[Written problem] Your answer should be a single number: the count of lines that include the word "동서화합".
------------------------------
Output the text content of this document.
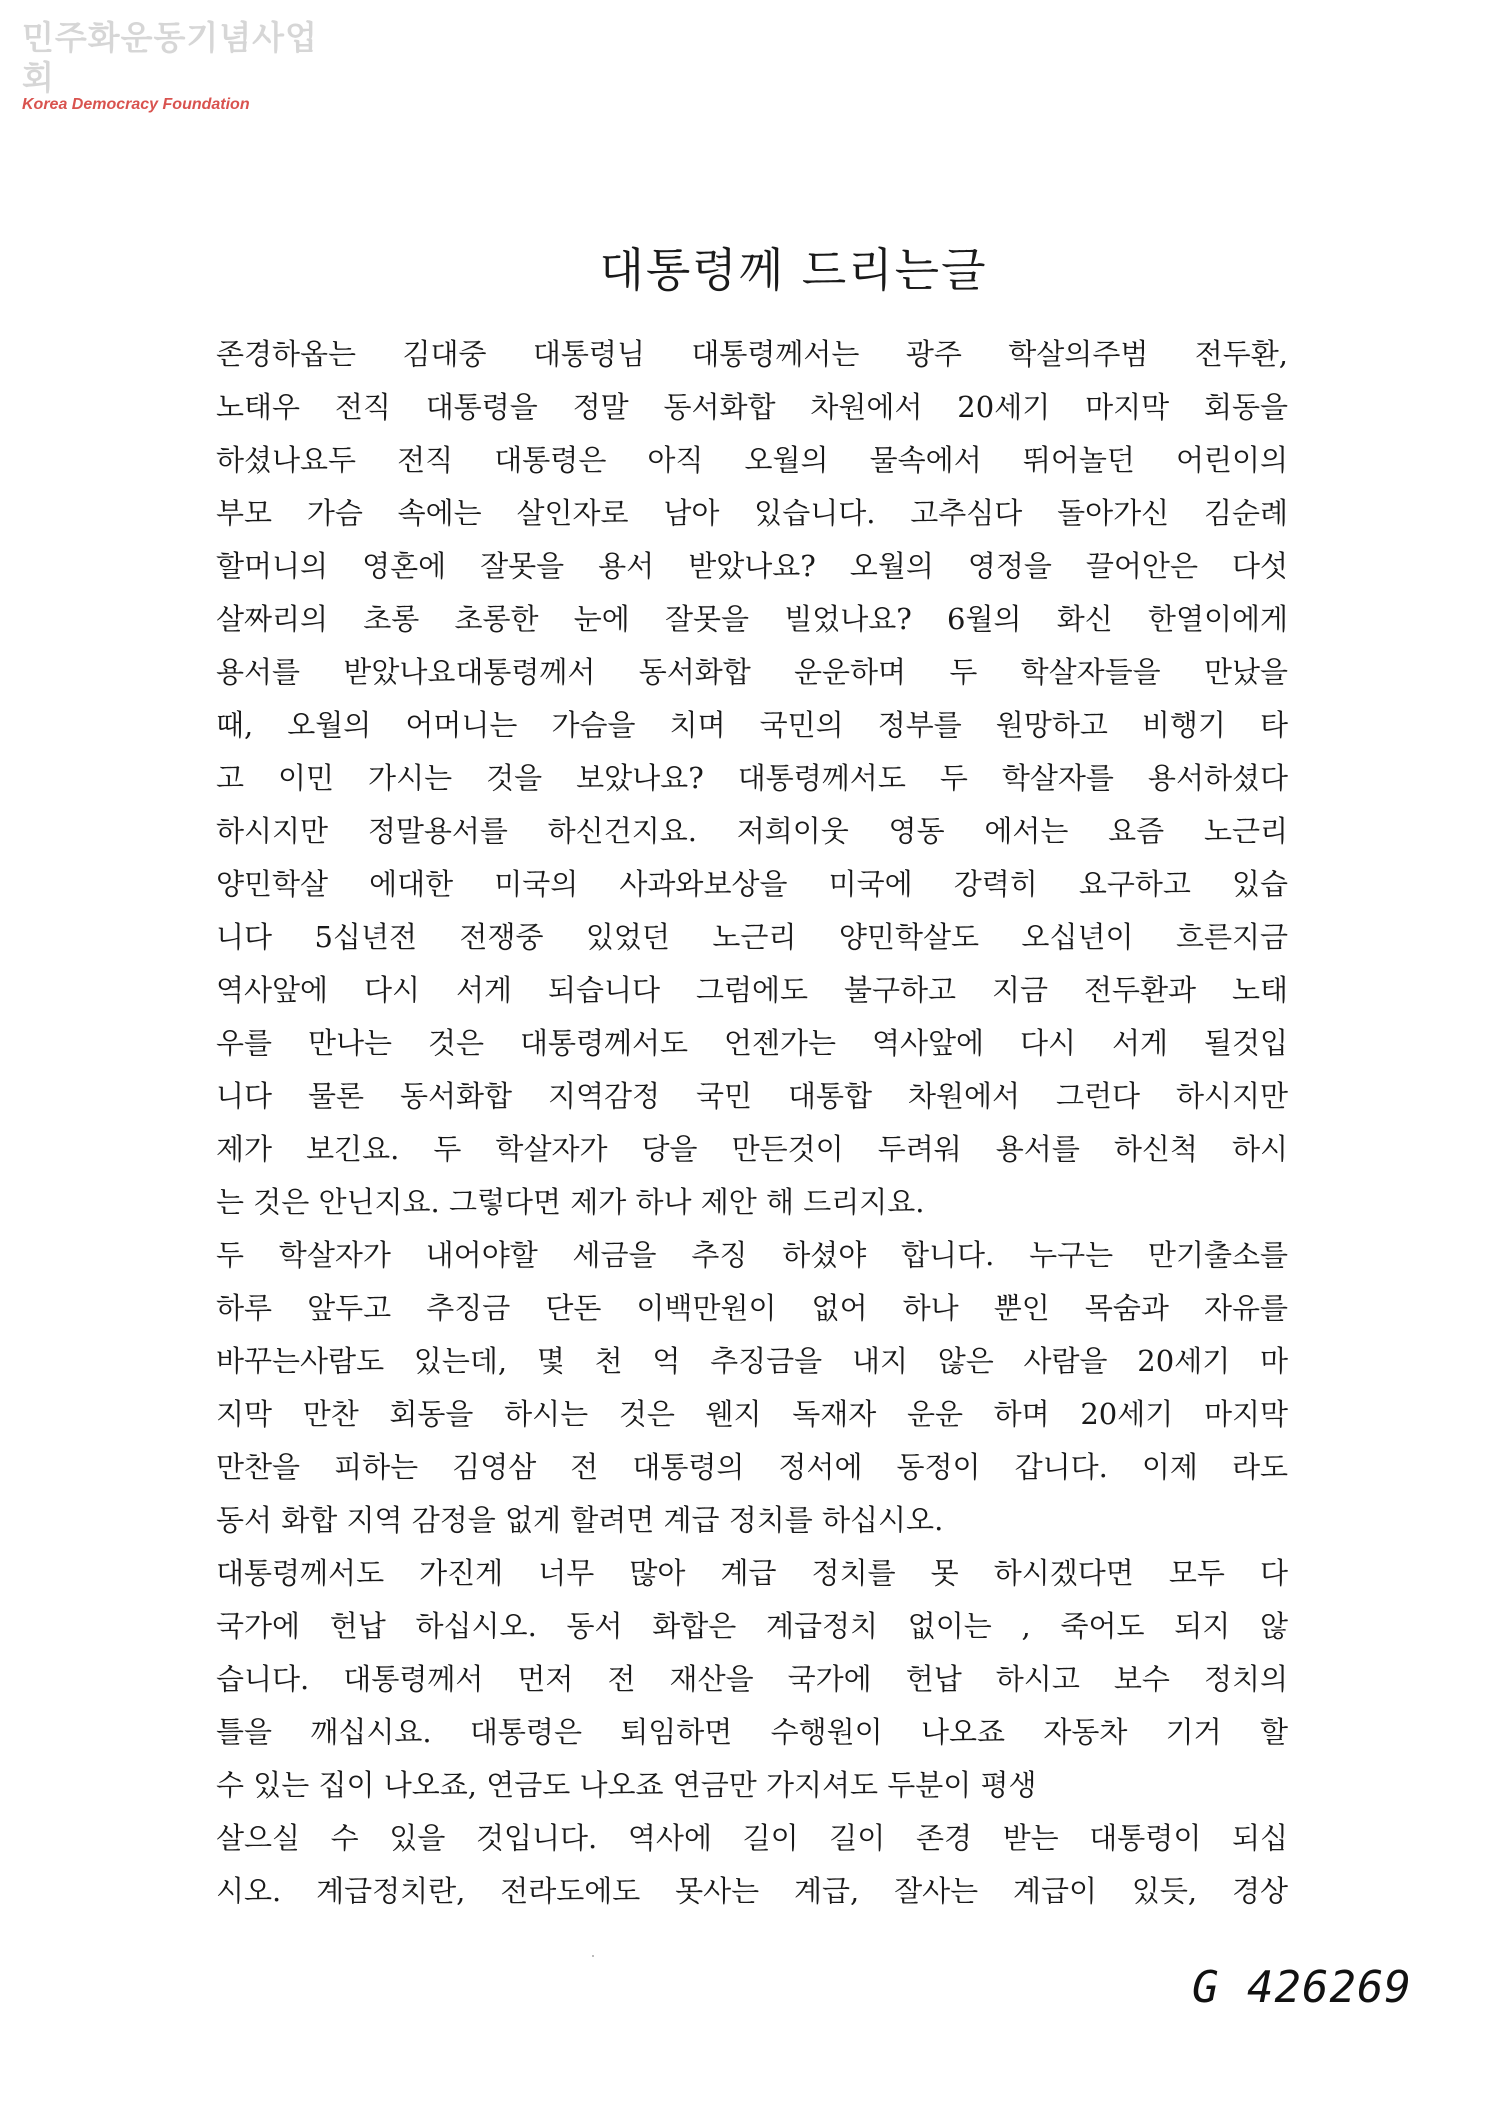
민주화운동기념사업회
Korea Democracy Foundation
대통령께 드리는글
존경하옵는 김대중 대통령님 대통령께서는 광주 학살의주범 전두환,
노태우 전직 대통령을 정말 동서화합 차원에서 20세기 마지막 회동을
하셨나요두 전직 대통령은 아직 오월의 물속에서 뛰어놀던 어린이의
부모 가슴 속에는 살인자로 남아 있습니다. 고추심다 돌아가신 김순례
할머니의 영혼에 잘못을 용서 받았나요? 오월의 영정을 끌어안은 다섯
살짜리의 초롱 초롱한 눈에 잘못을 빌었나요? 6월의 화신 한열이에게
용서를 받았나요대통령께서 동서화합 운운하며 두 학살자들을 만났을
때, 오월의 어머니는 가슴을 치며 국민의 정부를 원망하고 비행기 타
고 이민 가시는 것을 보았나요? 대통령께서도 두 학살자를 용서하셨다
하시지만 정말용서를 하신건지요. 저희이웃 영동 에서는 요즘 노근리
양민학살 에대한 미국의 사과와보상을 미국에 강력히 요구하고 있습
니다 5십년전 전쟁중 있었던 노근리 양민학살도 오십년이 흐른지금
역사앞에 다시 서게 되습니다 그럼에도 불구하고 지금 전두환과 노태
우를 만나는 것은 대통령께서도 언젠가는 역사앞에 다시 서게 될것입
니다 물론 동서화합 지역감정 국민 대통합 차원에서 그런다 하시지만
제가 보긴요. 두 학살자가 당을 만든것이 두려워 용서를 하신척 하시
는 것은 안닌지요. 그렇다면 제가 하나 제안 해 드리지요.
두 학살자가 내어야할 세금을 추징 하셨야 합니다. 누구는 만기출소를
하루 앞두고 추징금 단돈 이백만원이 없어 하나 뿐인 목숨과 자유를
바꾸는사람도 있는데, 몇 천 억 추징금을 내지 않은 사람을 20세기 마
지막 만찬 회동을 하시는 것은 웬지 독재자 운운 하며 20세기 마지막
만찬을 피하는 김영삼 전 대통령의 정서에 동정이 갑니다. 이제 라도
동서 화합 지역 감정을 없게 할려면 계급 정치를 하십시오.
대통령께서도 가진게 너무 많아 계급 정치를 못 하시겠다면 모두 다
국가에 헌납 하십시오. 동서 화합은 계급정치 없이는 , 죽어도 되지 않
습니다. 대통령께서 먼저 전 재산을 국가에 헌납 하시고 보수 정치의
틀을 깨십시요. 대통령은 퇴임하면 수행원이 나오죠 자동차 기거 할
수 있는 집이 나오죠, 연금도 나오죠 연금만 가지셔도 두분이 평생
살으실 수 있을 것입니다. 역사에 길이 길이 존경 받는 대통령이 되십
시오. 계급정치란, 전라도에도 못사는 계급, 잘사는 계급이 있듯, 경상
G 426269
------------------------------
[Result] 3